▶ PROMPT: Looking through the listing, how many of its lines hold the word "kind"? Answer with only the number.

▶ PROVIDED DATA:
* begin *
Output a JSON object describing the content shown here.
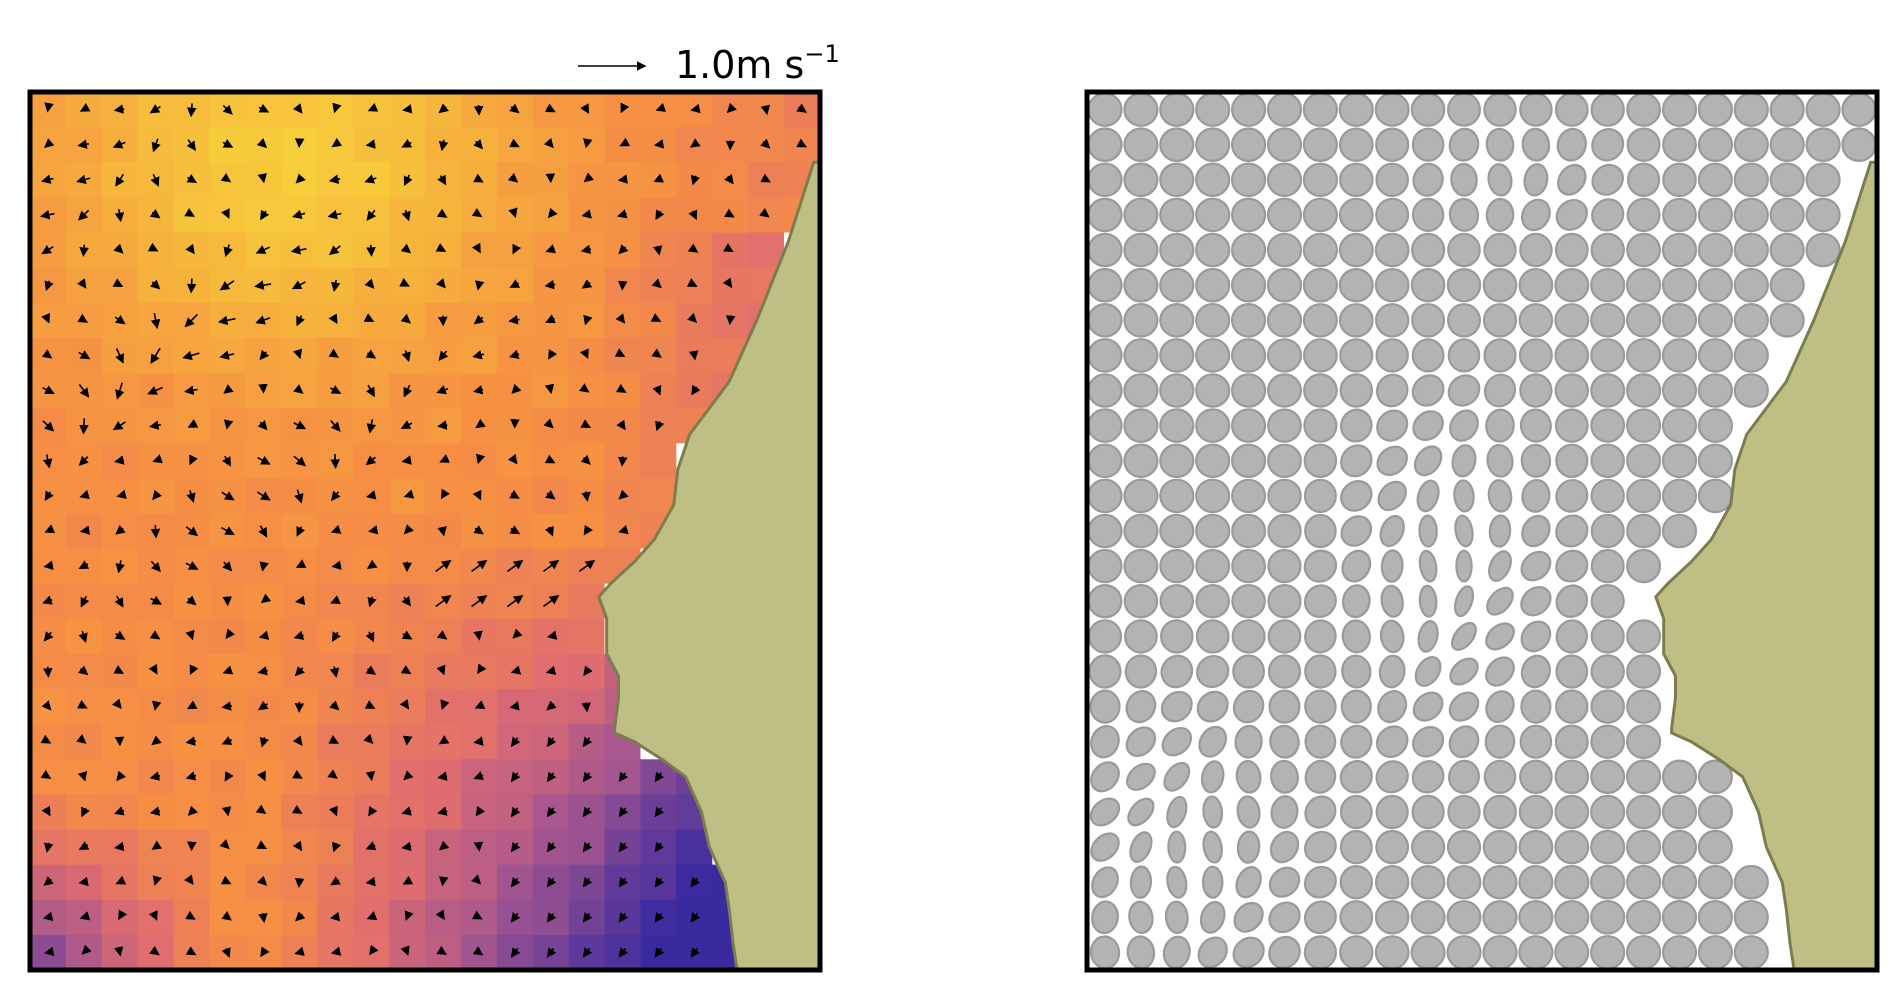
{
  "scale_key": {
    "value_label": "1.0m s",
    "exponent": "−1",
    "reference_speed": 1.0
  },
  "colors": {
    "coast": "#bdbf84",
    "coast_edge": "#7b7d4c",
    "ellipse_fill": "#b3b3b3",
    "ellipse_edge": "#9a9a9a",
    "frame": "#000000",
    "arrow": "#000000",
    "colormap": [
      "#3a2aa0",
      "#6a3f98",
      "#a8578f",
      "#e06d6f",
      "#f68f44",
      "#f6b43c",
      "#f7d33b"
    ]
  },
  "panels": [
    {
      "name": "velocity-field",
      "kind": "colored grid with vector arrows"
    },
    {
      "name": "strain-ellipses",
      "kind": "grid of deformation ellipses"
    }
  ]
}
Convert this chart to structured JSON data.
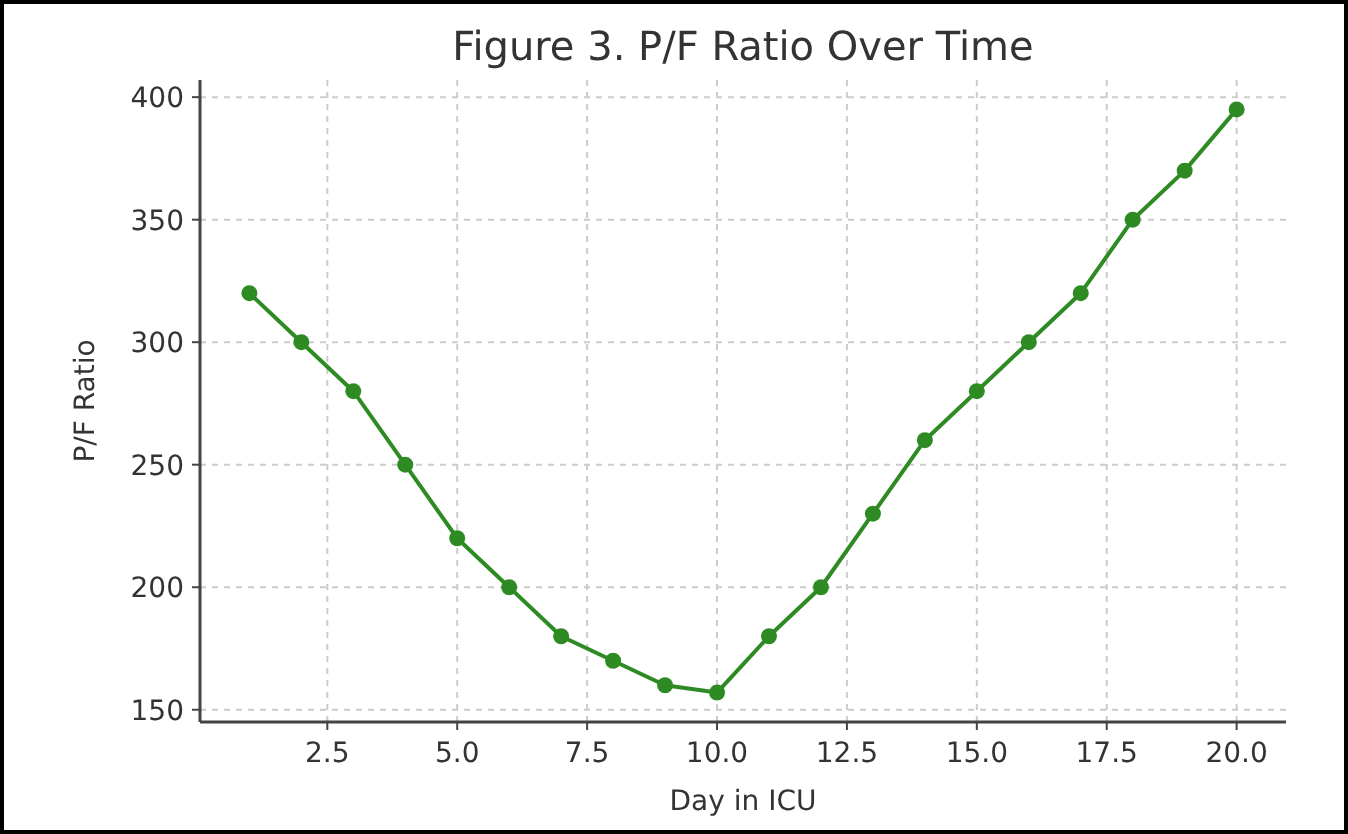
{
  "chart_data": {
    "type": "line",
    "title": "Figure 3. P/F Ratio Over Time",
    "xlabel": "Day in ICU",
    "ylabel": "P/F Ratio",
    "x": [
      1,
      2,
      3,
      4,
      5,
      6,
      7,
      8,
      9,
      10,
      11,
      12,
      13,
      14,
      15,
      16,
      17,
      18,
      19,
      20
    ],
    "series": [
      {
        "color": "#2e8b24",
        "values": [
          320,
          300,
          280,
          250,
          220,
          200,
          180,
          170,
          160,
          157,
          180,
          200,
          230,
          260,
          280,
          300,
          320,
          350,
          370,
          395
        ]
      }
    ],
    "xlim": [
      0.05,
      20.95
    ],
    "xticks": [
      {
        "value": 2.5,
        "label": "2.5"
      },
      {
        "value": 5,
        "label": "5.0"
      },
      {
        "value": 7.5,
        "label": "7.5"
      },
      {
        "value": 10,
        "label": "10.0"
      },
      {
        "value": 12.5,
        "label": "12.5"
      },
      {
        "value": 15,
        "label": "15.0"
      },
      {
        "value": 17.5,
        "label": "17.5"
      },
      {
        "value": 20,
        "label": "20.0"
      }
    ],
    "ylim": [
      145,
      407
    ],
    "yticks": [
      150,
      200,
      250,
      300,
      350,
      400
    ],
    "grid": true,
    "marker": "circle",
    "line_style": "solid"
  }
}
* end *
▶ SOLUTION TO THE EXERCISE: 2